*INSTRUCTIONS FOR THE TASK*: Copy out the data exactly, leaving the pictures behind.

───── SUPPLIED INFORMATION

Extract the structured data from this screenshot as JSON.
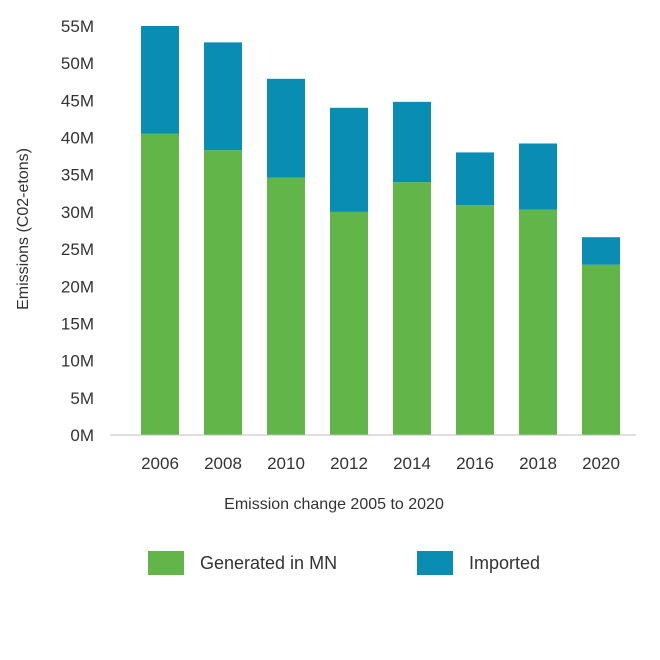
{
  "chart_data": {
    "type": "bar",
    "stacked": true,
    "categories": [
      "2006",
      "2008",
      "2010",
      "2012",
      "2014",
      "2016",
      "2018",
      "2020"
    ],
    "series": [
      {
        "name": "Generated in MN",
        "color": "#62b548",
        "values": [
          40.5,
          38.3,
          34.6,
          30.0,
          34.0,
          30.9,
          30.3,
          22.9
        ]
      },
      {
        "name": "Imported",
        "color": "#0a8db3",
        "values": [
          14.5,
          14.5,
          13.3,
          14.0,
          10.8,
          7.1,
          8.9,
          3.7
        ]
      }
    ],
    "ylim": [
      0,
      55
    ],
    "yticks": [
      "0M",
      "5M",
      "10M",
      "15M",
      "20M",
      "25M",
      "30M",
      "35M",
      "40M",
      "45M",
      "50M",
      "55M"
    ],
    "ytick_values": [
      0,
      5,
      10,
      15,
      20,
      25,
      30,
      35,
      40,
      45,
      50,
      55
    ],
    "xlabel": "Emission change 2005 to 2020",
    "ylabel": "Emissions (C02-etons)",
    "grid": false,
    "legend": "bottom"
  }
}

──────────

*WRITTEN REPLY*:
Extract the structured data from this screenshot as JSON.
{
  "chart_data": {
    "type": "bar",
    "stacked": true,
    "categories": [
      "2006",
      "2008",
      "2010",
      "2012",
      "2014",
      "2016",
      "2018",
      "2020"
    ],
    "series": [
      {
        "name": "Generated in MN",
        "color": "#62b548",
        "values": [
          40.5,
          38.3,
          34.6,
          30.0,
          34.0,
          30.9,
          30.3,
          22.9
        ]
      },
      {
        "name": "Imported",
        "color": "#0a8db3",
        "values": [
          14.5,
          14.5,
          13.3,
          14.0,
          10.8,
          7.1,
          8.9,
          3.7
        ]
      }
    ],
    "ylim": [
      0,
      55
    ],
    "yticks": [
      "0M",
      "5M",
      "10M",
      "15M",
      "20M",
      "25M",
      "30M",
      "35M",
      "40M",
      "45M",
      "50M",
      "55M"
    ],
    "ytick_values": [
      0,
      5,
      10,
      15,
      20,
      25,
      30,
      35,
      40,
      45,
      50,
      55
    ],
    "xlabel": "Emission change 2005 to 2020",
    "ylabel": "Emissions (C02-etons)",
    "grid": false,
    "legend": "bottom"
  }
}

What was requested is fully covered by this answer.